*Short exercise*: Copy the lines holding the word "трябва", all of them.

Stored items from a collection:
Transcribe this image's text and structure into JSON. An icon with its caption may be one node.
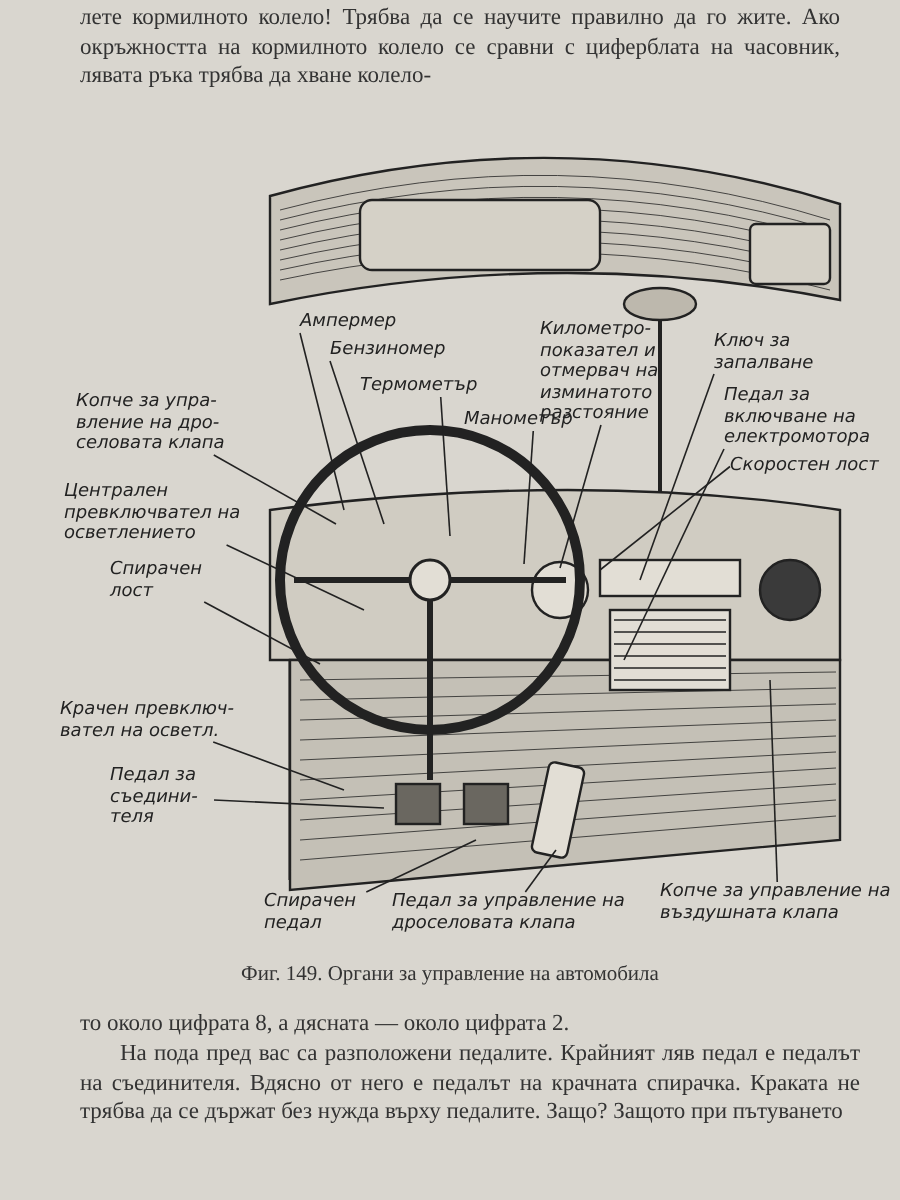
{
  "diagram": {
    "caption": "Фиг. 149. Органи за управление на автомобила",
    "nodes": [
      {
        "text": [
          "Ампермер"
        ]
      },
      {
        "text": [
          "Бензиномер"
        ]
      },
      {
        "text": [
          "Термометър"
        ]
      },
      {
        "text": [
          "Манометър"
        ]
      },
      {
        "text": [
          "Километро- показател и отмервач на изминатото разстояние"
        ]
      },
      {
        "text": [
          "Ключ за запалване"
        ]
      },
      {
        "text": [
          "Педал за включване на електромотора"
        ]
      },
      {
        "text": [
          "Скоростен лост"
        ]
      },
      {
        "text": [
          "Копче за упра- вление на дро- селовата клапа"
        ]
      },
      {
        "text": [
          "Централен превключвател на осветлението"
        ]
      },
      {
        "text": [
          "Спирачен лост"
        ]
      },
      {
        "text": [
          "Крачен превключ- вател на осветл."
        ]
      },
      {
        "text": [
          "Педал за съедини- теля"
        ]
      },
      {
        "text": [
          "Спирачен педал"
        ]
      },
      {
        "text": [
          "Педал за управление на дроселовата клапа"
        ]
      },
      {
        "text": [
          "Копче за управление на въздушната клапа"
        ]
      }
    ],
    "edges": [
      {
        "from": 0,
        "to": null,
        "arrow": "none"
      },
      {
        "from": 1,
        "to": null,
        "arrow": "none"
      },
      {
        "from": 2,
        "to": null,
        "arrow": "none"
      },
      {
        "from": 3,
        "to": null,
        "arrow": "none"
      },
      {
        "from": 4,
        "to": null,
        "arrow": "none"
      },
      {
        "from": 5,
        "to": null,
        "arrow": "none"
      },
      {
        "from": 6,
        "to": null,
        "arrow": "none"
      },
      {
        "from": 7,
        "to": null,
        "arrow": "none"
      },
      {
        "from": 8,
        "to": null,
        "arrow": "none"
      },
      {
        "from": 9,
        "to": null,
        "arrow": "none"
      },
      {
        "from": 10,
        "to": null,
        "arrow": "none"
      },
      {
        "from": 11,
        "to": null,
        "arrow": "none"
      },
      {
        "from": 12,
        "to": null,
        "arrow": "none"
      },
      {
        "from": 13,
        "to": null,
        "arrow": "none"
      },
      {
        "from": 14,
        "to": null,
        "arrow": "none"
      },
      {
        "from": 15,
        "to": null,
        "arrow": "none"
      }
    ],
    "labels": [
      "лете кормилното колело! Трябва да се научите правилно да го жите. Ако окръжността на кормилното колело се сравни с циферблата на часовник, лявата ръка трябва да хване колело-",
      "то около цифрата 8, а дясната — около цифрата 2.",
      "На пода пред вас са разположени педалите. Крайният ляв педал е педалът на съединителя. Вдясно от него е педалът на крачната спирачка. Краката не трябва да се държат без нужда върху педалите. Защо? Защото при пътуването"
    ]
  }
}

*The solution*:
      "лете кормилното колело! Трябва да се научите правилно да го жите. Ако окръжността на кормилното колело се сравни с циферблата на часовник, лявата ръка трябва да хване колело-",
      "На пода пред вас са разположени педалите. Крайният ляв педал е педалът на съединителя. Вдясно от него е педалът на крачната спирачка. Краката не трябва да се държат без нужда върху педалите. Защо? Защото при пътуването"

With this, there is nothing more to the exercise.